▸ **SOURCE DATA**:
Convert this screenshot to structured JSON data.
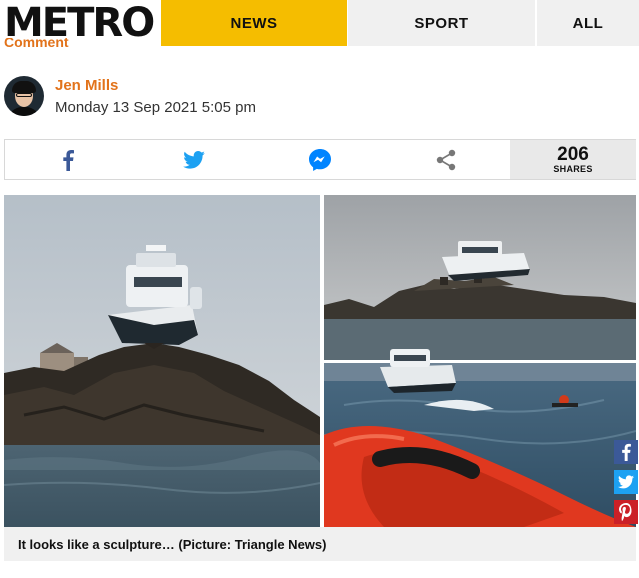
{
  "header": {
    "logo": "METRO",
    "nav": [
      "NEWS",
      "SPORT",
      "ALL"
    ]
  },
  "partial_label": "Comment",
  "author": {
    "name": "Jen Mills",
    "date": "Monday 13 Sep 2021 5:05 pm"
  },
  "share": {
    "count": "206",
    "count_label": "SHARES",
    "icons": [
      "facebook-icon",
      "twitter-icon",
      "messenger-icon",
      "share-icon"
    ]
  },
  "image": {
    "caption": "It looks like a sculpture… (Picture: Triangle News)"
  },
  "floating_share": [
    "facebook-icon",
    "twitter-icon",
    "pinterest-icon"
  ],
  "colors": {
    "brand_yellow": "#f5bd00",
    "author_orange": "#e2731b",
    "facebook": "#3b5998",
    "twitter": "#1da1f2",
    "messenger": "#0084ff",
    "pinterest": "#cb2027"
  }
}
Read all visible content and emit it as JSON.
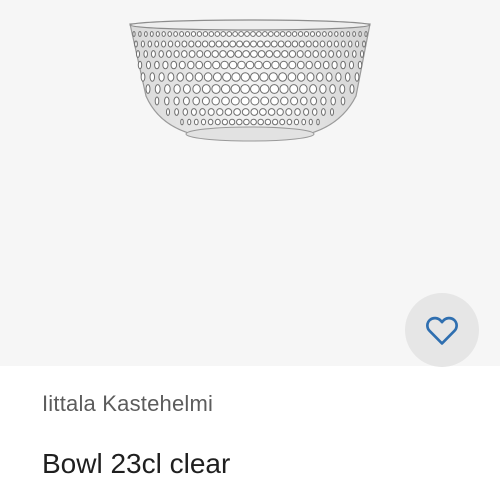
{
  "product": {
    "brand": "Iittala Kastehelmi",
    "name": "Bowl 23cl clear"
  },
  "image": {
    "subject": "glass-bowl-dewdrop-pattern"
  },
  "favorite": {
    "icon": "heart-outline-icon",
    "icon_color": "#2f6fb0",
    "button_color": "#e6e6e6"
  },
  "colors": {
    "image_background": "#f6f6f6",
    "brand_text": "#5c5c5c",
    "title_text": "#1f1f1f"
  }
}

▸ **WHAT IS BEING ASKED**: Determine how many lines in the records contain "twitter", and reply with the number only.

▸ **REPLY**: 3